begin

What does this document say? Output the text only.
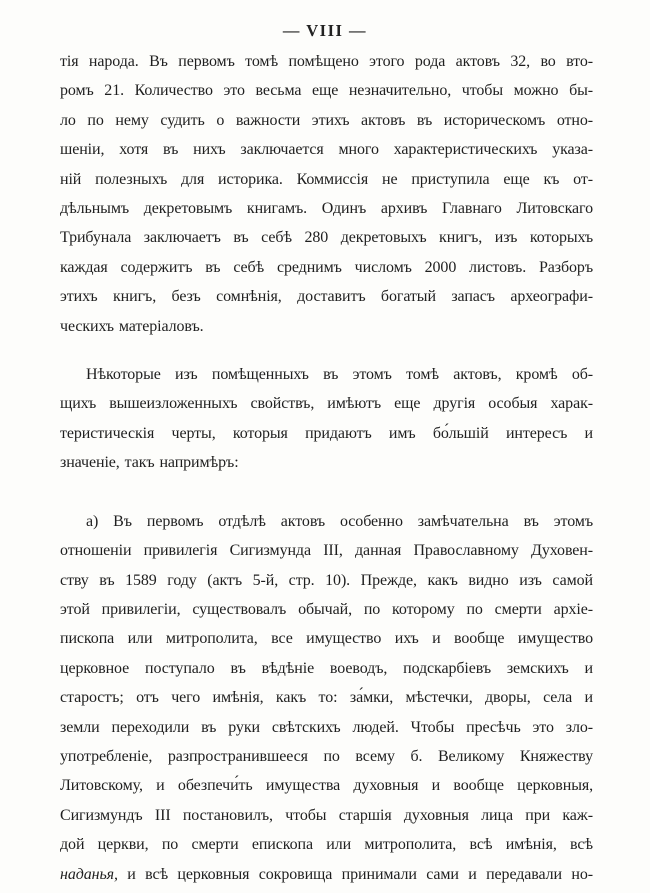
— VIII —
тія народа. Въ первомъ томѣ помѣщено этого рода актовъ 32, во вто-
ромъ 21. Количество это весьма еще незначительно, чтобы можно бы-
ло по нему судить о важности этихъ актовъ въ историческомъ отно-
шеніи, хотя въ нихъ заключается много характеристическихъ указа-
ній полезныхъ для историка. Коммиссія не приступила еще къ от-
дѣльнымъ декретовымъ книгамъ. Одинъ архивъ Главнаго Литовскаго
Трибунала заключаетъ въ себѣ 280 декретовыхъ книгъ, изъ которыхъ
каждая содержитъ въ себѣ среднимъ числомъ 2000 листовъ. Разборъ
этихъ книгъ, безъ сомнѣнія, доставитъ богатый запасъ археографи-
ческихъ матеріаловъ.
Нѣкоторые изъ помѣщенныхъ въ этомъ томѣ актовъ, кромѣ об-
щихъ вышеизложенныхъ свойствъ, имѣютъ еще другія особыя харак-
теристическія черты, которыя придаютъ имъ бо́льшій интересъ и
значеніе, такъ напримѣръ:
а) Въ первомъ отдѣлѣ актовъ особенно замѣчательна въ этомъ
отношеніи привилегія Сигизмунда III, данная Православному Духовен-
ству въ 1589 году (актъ 5-й, стр. 10). Прежде, какъ видно изъ самой
этой привилегіи, существовалъ обычай, по которому по смерти архіе-
пископа или митрополита, все имущество ихъ и вообще имущество
церковное поступало въ вѣдѣніе воеводъ, подскарбіевъ земскихъ и
старостъ; отъ чего имѣнія, какъ то: за́мки, мѣстечки, дворы, села и
земли переходили въ руки свѣтскихъ людей. Чтобы пресѣчь это зло-
употребленіе, разпространившееся по всему б. Великому Княжеству
Литовскому, и обезпечи́ть имущества духовныя и вообще церковныя,
Сигизмундъ III постановилъ, чтобы старшія духовныя лица при каж-
дой церкви, по смерти епископа или митрополита, всѣ имѣнія, всѣ
наданья, и всѣ церковныя сокровища принимали сами и передавали но-
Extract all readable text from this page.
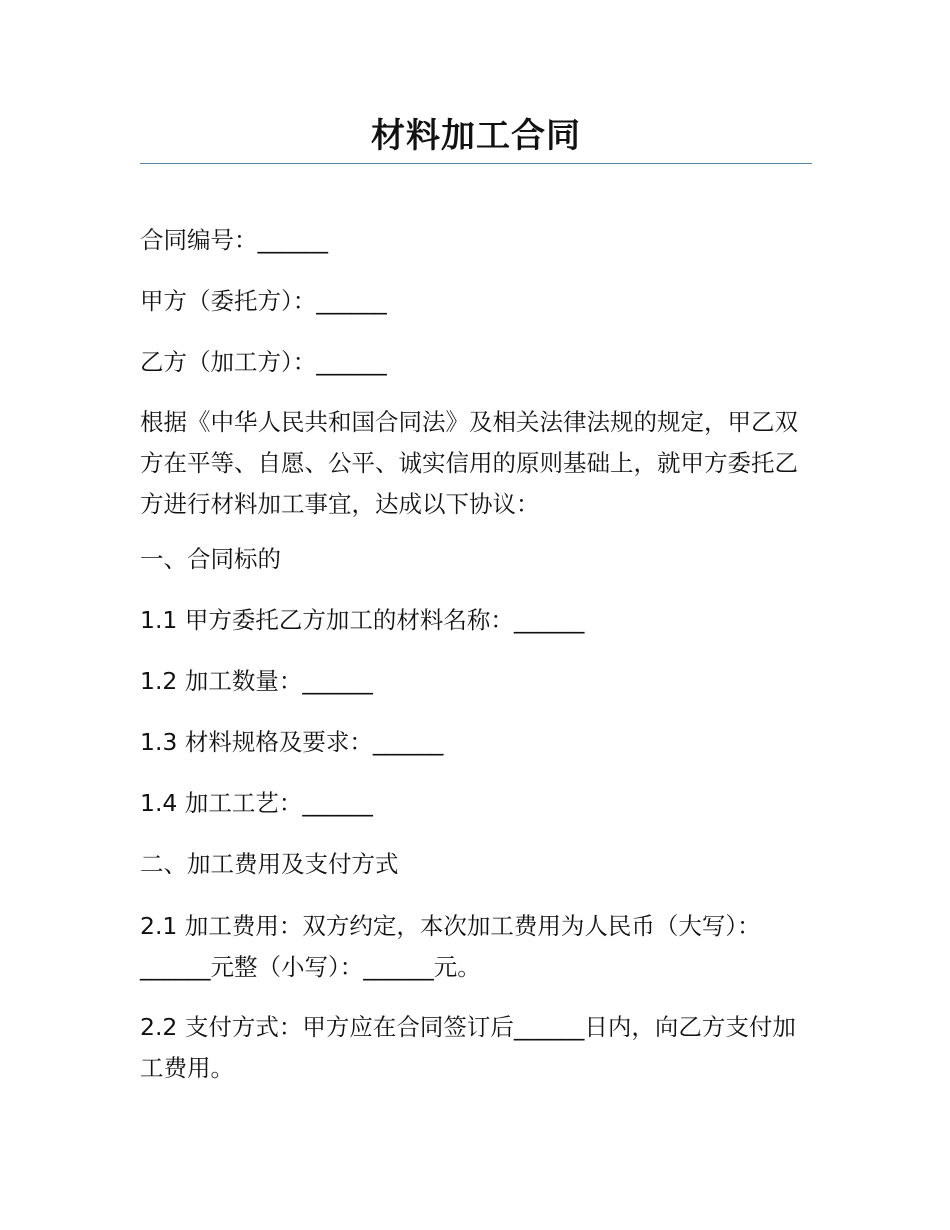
材料加工合同

合同编号：______

甲方（委托方）：______

乙方（加工方）：______

根据《中华人民共和国合同法》及相关法律法规的规定，甲乙双方在平等、自愿、公平、诚实信用的原则基础上，就甲方委托乙方进行材料加工事宜，达成以下协议：

一、合同标的

1.1 甲方委托乙方加工的材料名称：______

1.2 加工数量：______

1.3 材料规格及要求：______

1.4 加工工艺：______

二、加工费用及支付方式

2.1 加工费用：双方约定，本次加工费用为人民币（大写）：______元整（小写）：______元。

2.2 支付方式：甲方应在合同签订后______日内，向乙方支付加工费用。
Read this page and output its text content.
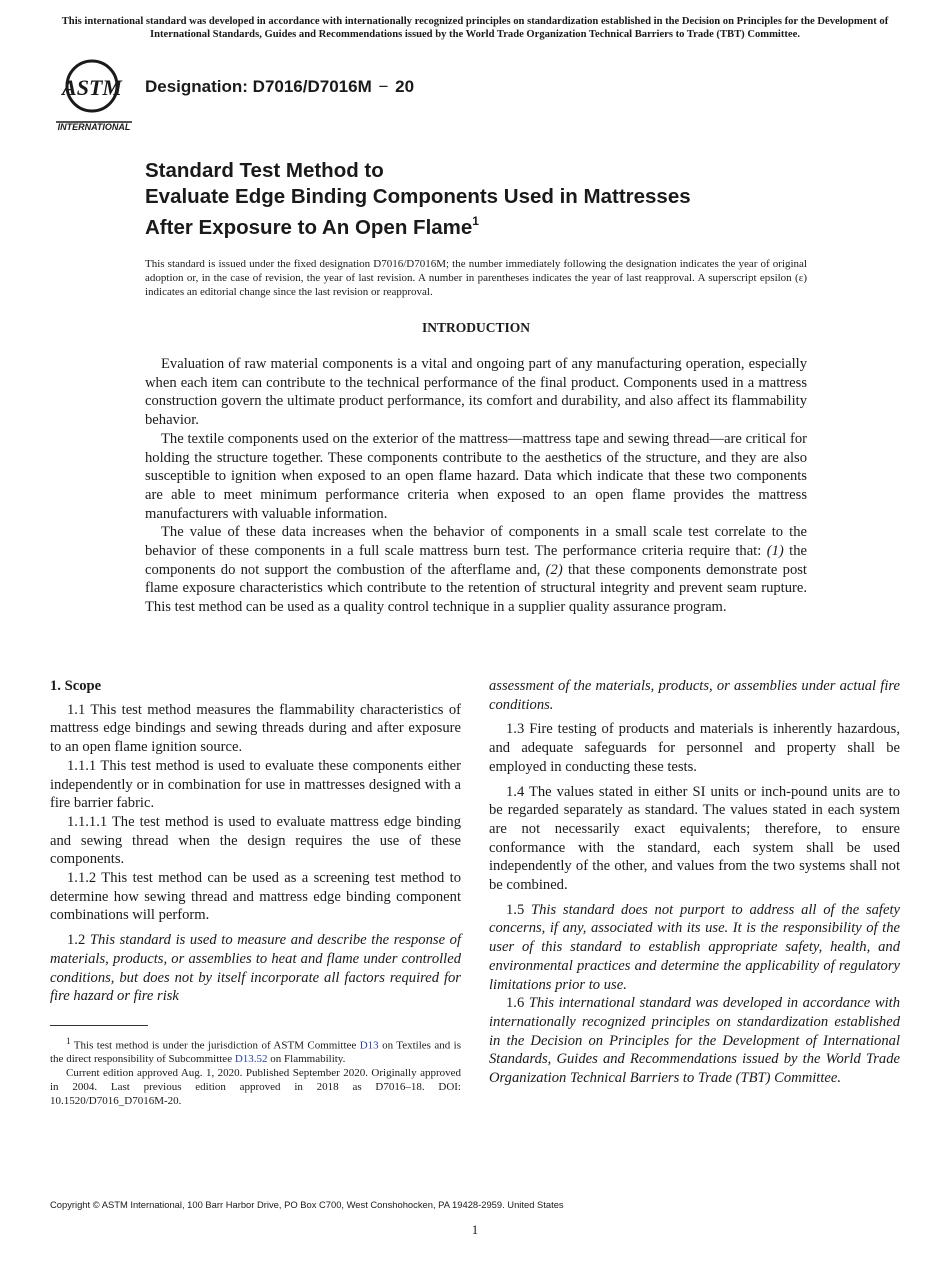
This international standard was developed in accordance with internationally recognized principles on standardization established in the Decision on Principles for the Development of International Standards, Guides and Recommendations issued by the World Trade Organization Technical Barriers to Trade (TBT) Committee.
ASTM
INTERNATIONAL
Designation: D7016/D7016M − 20
Standard Test Method to
Evaluate Edge Binding Components Used in Mattresses
After Exposure to An Open Flame$^1$
This standard is issued under the fixed designation D7016/D7016M; the number immediately following the designation indicates the year of original adoption or, in the case of revision, the year of last revision. A number in parentheses indicates the year of last reapproval. A superscript epsilon (ε) indicates an editorial change since the last revision or reapproval.
INTRODUCTION

Evaluation of raw material components is a vital and ongoing part of any manufacturing operation, especially when each item can contribute to the technical performance of the final product. Components used in a mattress construction govern the ultimate product performance, its comfort and durability, and also affect its flammability behavior.

The textile components used on the exterior of the mattress—mattress tape and sewing thread—are critical for holding the structure together. These components contribute to the aesthetics of the structure, and they are also susceptible to ignition when exposed to an open flame hazard. Data which indicate that these two components are able to meet minimum performance criteria when exposed to an open flame provides the mattress manufacturers with valuable information.

The value of these data increases when the behavior of components in a small scale test correlate to the behavior of these components in a full scale mattress burn test. The performance criteria require that: (1) the components do not support the combustion of the afterflame and, (2) that these components demonstrate post flame exposure characteristics which contribute to the retention of structural integrity and prevent seam rupture. This test method can be used as a quality control technique in a supplier quality assurance program.

1. Scope

1.1 This test method measures the flammability characteristics of mattress edge bindings and sewing threads during and after exposure to an open flame ignition source.

1.1.1 This test method is used to evaluate these components either independently or in combination for use in mattresses designed with a fire barrier fabric.

1.1.1.1 The test method is used to evaluate mattress edge binding and sewing thread when the design requires the use of these components.

1.1.2 This test method can be used as a screening test method to determine how sewing thread and mattress edge binding component combinations will perform.

1.2 This standard is used to measure and describe the response of materials, products, or assemblies to heat and flame under controlled conditions, but does not by itself incorporate all factors required for fire hazard or fire risk

assessment of the materials, products, or assemblies under actual fire conditions.

1.3 Fire testing of products and materials is inherently hazardous, and adequate safeguards for personnel and property shall be employed in conducting these tests.

1.4 The values stated in either SI units or inch-pound units are to be regarded separately as standard. The values stated in each system are not necessarily exact equivalents; therefore, to ensure conformance with the standard, each system shall be used independently of the other, and values from the two systems shall not be combined.

1.5 This standard does not purport to address all of the safety concerns, if any, associated with its use. It is the responsibility of the user of this standard to establish appropriate safety, health, and environmental practices and determine the applicability of regulatory limitations prior to use.

1.6 This international standard was developed in accordance with internationally recognized principles on standardization established in the Decision on Principles for the Development of International Standards, Guides and Recommendations issued by the World Trade Organization Technical Barriers to Trade (TBT) Committee.

$^1$ This test method is under the jurisdiction of ASTM Committee D13 on Textiles and is the direct responsibility of Subcommittee D13.52 on Flammability.

Current edition approved Aug. 1, 2020. Published September 2020. Originally approved in 2004. Last previous edition approved in 2018 as D7016–18. DOI: 10.1520/D7016_D7016M-20.

Copyright © ASTM International, 100 Barr Harbor Drive, PO Box C700, West Conshohocken, PA 19428-2959. United States
1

end

▸ INSTRUCTIONS FOR THE TASK:
Out of the records, collect only those lines that contain the string "этомъ".

▸ OUTPUT BELOW:
Нѣкоторые изъ помѣщенныхъ въ этомъ томѣ актовъ, кромѣ об-
а) Въ первомъ отдѣлѣ актовъ особенно замѣчательна въ этомъ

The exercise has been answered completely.